Determine how many lines contain the string "документа" and reply with that number alone.

#### Data records
·····
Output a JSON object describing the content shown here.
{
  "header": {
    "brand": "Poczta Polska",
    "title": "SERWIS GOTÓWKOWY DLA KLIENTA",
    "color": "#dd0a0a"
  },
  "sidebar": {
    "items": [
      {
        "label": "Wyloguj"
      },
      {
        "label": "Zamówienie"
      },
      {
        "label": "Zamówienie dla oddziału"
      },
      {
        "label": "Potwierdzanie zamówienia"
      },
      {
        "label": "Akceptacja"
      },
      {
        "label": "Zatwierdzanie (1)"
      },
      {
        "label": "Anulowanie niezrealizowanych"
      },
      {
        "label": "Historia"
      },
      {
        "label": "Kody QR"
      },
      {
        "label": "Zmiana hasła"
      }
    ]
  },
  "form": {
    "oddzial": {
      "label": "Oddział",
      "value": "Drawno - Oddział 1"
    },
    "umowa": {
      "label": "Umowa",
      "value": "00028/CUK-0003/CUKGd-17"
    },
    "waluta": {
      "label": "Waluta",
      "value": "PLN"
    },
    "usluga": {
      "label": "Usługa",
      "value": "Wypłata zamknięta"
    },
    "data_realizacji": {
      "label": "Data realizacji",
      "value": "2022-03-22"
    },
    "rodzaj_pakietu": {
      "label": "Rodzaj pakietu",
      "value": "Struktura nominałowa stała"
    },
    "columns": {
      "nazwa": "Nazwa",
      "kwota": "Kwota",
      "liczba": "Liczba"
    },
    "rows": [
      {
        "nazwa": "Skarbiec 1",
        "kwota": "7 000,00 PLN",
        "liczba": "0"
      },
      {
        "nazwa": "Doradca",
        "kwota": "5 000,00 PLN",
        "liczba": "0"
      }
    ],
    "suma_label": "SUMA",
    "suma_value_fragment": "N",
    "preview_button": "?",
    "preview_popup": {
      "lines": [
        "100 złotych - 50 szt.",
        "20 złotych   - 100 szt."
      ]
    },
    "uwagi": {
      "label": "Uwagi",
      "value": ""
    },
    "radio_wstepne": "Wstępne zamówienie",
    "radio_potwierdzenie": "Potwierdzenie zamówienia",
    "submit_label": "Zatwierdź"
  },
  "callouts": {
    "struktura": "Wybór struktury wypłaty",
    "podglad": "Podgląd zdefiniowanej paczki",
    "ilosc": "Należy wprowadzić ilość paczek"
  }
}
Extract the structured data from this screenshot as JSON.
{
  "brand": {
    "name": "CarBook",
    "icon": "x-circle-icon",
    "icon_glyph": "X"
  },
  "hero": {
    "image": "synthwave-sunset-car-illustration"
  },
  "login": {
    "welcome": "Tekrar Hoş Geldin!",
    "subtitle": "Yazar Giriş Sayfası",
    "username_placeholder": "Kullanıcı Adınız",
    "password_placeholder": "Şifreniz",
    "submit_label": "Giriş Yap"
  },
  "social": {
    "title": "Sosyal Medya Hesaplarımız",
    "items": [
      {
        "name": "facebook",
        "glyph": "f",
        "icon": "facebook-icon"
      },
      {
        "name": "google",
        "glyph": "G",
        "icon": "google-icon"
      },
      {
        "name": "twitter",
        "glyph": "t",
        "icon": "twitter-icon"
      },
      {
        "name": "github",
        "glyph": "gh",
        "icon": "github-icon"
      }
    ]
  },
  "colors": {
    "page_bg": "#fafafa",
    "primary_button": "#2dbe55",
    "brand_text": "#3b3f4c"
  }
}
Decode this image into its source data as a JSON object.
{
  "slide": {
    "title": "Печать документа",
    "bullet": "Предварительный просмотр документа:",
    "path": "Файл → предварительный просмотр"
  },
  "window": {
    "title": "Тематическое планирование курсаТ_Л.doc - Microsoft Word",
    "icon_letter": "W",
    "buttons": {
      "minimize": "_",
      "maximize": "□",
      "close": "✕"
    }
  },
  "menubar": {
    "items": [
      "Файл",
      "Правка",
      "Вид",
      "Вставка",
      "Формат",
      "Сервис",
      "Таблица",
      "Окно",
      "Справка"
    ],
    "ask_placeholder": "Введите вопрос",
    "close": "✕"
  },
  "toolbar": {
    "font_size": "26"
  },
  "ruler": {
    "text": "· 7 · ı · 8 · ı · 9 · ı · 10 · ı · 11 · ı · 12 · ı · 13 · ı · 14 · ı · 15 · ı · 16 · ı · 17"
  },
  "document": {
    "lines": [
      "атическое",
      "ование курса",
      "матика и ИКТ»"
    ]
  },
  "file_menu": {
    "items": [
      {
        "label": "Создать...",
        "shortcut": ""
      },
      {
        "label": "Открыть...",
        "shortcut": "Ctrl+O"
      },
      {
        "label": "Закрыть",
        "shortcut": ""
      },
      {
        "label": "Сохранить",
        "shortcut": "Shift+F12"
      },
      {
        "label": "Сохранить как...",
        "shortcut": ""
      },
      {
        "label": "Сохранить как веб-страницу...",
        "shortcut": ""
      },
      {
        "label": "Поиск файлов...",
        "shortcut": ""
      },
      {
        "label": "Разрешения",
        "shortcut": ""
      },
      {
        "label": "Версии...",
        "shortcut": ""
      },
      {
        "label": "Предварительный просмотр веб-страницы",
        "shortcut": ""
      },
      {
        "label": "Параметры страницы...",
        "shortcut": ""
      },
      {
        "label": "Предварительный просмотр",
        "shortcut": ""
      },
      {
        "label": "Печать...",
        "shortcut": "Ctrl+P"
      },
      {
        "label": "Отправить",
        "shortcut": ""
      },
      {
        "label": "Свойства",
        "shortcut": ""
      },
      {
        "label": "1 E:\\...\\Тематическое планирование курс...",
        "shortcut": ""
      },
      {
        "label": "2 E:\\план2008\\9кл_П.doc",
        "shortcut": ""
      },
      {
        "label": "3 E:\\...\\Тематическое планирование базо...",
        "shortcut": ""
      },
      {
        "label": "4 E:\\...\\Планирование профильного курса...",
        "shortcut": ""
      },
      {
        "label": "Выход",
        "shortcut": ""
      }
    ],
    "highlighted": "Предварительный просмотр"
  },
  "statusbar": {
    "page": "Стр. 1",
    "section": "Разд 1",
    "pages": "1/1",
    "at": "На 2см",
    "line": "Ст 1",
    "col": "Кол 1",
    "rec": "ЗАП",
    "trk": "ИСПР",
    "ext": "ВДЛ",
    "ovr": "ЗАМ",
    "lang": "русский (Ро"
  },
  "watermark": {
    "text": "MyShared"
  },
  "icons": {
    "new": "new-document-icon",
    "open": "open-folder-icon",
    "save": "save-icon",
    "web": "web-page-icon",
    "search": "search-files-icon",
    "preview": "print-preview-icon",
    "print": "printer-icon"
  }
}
·····
#### THE COMPLETED TASK
2